*DIRECTIONS*: Write each line word for word, from the line that contains "Output the text content of this document." through the last line of the material below.

>>>

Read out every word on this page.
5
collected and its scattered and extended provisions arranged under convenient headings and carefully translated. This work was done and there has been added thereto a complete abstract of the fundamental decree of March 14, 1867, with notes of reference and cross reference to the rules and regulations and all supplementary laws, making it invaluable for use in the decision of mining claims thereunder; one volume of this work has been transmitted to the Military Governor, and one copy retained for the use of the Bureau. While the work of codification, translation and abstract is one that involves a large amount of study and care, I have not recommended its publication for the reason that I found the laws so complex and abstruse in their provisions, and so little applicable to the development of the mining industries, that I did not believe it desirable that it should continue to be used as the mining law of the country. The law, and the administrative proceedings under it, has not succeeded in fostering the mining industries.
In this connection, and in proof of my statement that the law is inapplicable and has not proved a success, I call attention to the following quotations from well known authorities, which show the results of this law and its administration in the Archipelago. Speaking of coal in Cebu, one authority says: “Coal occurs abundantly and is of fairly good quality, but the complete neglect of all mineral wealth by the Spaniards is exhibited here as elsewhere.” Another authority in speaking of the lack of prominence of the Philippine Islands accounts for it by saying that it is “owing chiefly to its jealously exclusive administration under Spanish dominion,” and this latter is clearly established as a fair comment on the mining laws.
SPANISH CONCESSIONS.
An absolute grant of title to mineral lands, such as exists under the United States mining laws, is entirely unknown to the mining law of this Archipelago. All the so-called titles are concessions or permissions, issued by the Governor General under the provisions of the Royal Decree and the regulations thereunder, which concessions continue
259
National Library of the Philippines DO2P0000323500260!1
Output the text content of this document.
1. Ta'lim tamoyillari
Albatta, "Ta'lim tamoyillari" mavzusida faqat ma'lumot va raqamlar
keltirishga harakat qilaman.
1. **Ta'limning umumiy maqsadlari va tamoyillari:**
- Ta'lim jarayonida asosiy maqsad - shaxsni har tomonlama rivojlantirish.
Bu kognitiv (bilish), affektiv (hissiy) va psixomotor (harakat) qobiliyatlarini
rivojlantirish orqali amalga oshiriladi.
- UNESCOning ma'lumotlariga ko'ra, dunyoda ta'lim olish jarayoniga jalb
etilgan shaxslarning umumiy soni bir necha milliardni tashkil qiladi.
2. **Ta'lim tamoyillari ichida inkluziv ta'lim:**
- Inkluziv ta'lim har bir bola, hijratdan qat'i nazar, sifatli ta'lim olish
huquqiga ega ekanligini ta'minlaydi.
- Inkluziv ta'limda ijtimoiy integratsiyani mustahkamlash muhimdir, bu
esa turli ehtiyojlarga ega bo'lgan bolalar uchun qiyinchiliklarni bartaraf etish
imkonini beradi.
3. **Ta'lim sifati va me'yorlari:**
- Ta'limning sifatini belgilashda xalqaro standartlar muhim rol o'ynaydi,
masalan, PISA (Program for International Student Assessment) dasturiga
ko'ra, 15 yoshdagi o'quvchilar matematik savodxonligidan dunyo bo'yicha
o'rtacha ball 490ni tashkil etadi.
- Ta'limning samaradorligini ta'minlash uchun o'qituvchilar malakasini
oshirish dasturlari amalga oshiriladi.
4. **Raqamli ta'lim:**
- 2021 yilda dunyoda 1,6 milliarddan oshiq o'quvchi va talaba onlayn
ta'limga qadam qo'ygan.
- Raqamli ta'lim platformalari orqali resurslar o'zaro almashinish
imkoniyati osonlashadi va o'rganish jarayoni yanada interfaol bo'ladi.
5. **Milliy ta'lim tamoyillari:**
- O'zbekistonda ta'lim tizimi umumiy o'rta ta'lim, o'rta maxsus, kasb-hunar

<<<

*RESULT OF THIS EXERCISE*:
Output the text content of this document.
1. Ta'lim tamoyillari
Albatta, "Ta'lim tamoyillari" mavzusida faqat ma'lumot va raqamlar
keltirishga harakat qilaman.
1. **Ta'limning umumiy maqsadlari va tamoyillari:**
- Ta'lim jarayonida asosiy maqsad - shaxsni har tomonlama rivojlantirish.
Bu kognitiv (bilish), affektiv (hissiy) va psixomotor (harakat) qobiliyatlarini
rivojlantirish orqali amalga oshiriladi.
- UNESCOning ma'lumotlariga ko'ra, dunyoda ta'lim olish jarayoniga jalb
etilgan shaxslarning umumiy soni bir necha milliardni tashkil qiladi.
2. **Ta'lim tamoyillari ichida inkluziv ta'lim:**
- Inkluziv ta'lim har bir bola, hijratdan qat'i nazar, sifatli ta'lim olish
huquqiga ega ekanligini ta'minlaydi.
- Inkluziv ta'limda ijtimoiy integratsiyani mustahkamlash muhimdir, bu
esa turli ehtiyojlarga ega bo'lgan bolalar uchun qiyinchiliklarni bartaraf etish
imkonini beradi.
3. **Ta'lim sifati va me'yorlari:**
- Ta'limning sifatini belgilashda xalqaro standartlar muhim rol o'ynaydi,
masalan, PISA (Program for International Student Assessment) dasturiga
ko'ra, 15 yoshdagi o'quvchilar matematik savodxonligidan dunyo bo'yicha
o'rtacha ball 490ni tashkil etadi.
- Ta'limning samaradorligini ta'minlash uchun o'qituvchilar malakasini
oshirish dasturlari amalga oshiriladi.
4. **Raqamli ta'lim:**
- 2021 yilda dunyoda 1,6 milliarddan oshiq o'quvchi va talaba onlayn
ta'limga qadam qo'ygan.
- Raqamli ta'lim platformalari orqali resurslar o'zaro almashinish
imkoniyati osonlashadi va o'rganish jarayoni yanada interfaol bo'ladi.
5. **Milliy ta'lim tamoyillari:**
- O'zbekistonda ta'lim tizimi umumiy o'rta ta'lim, o'rta maxsus, kasb-hunar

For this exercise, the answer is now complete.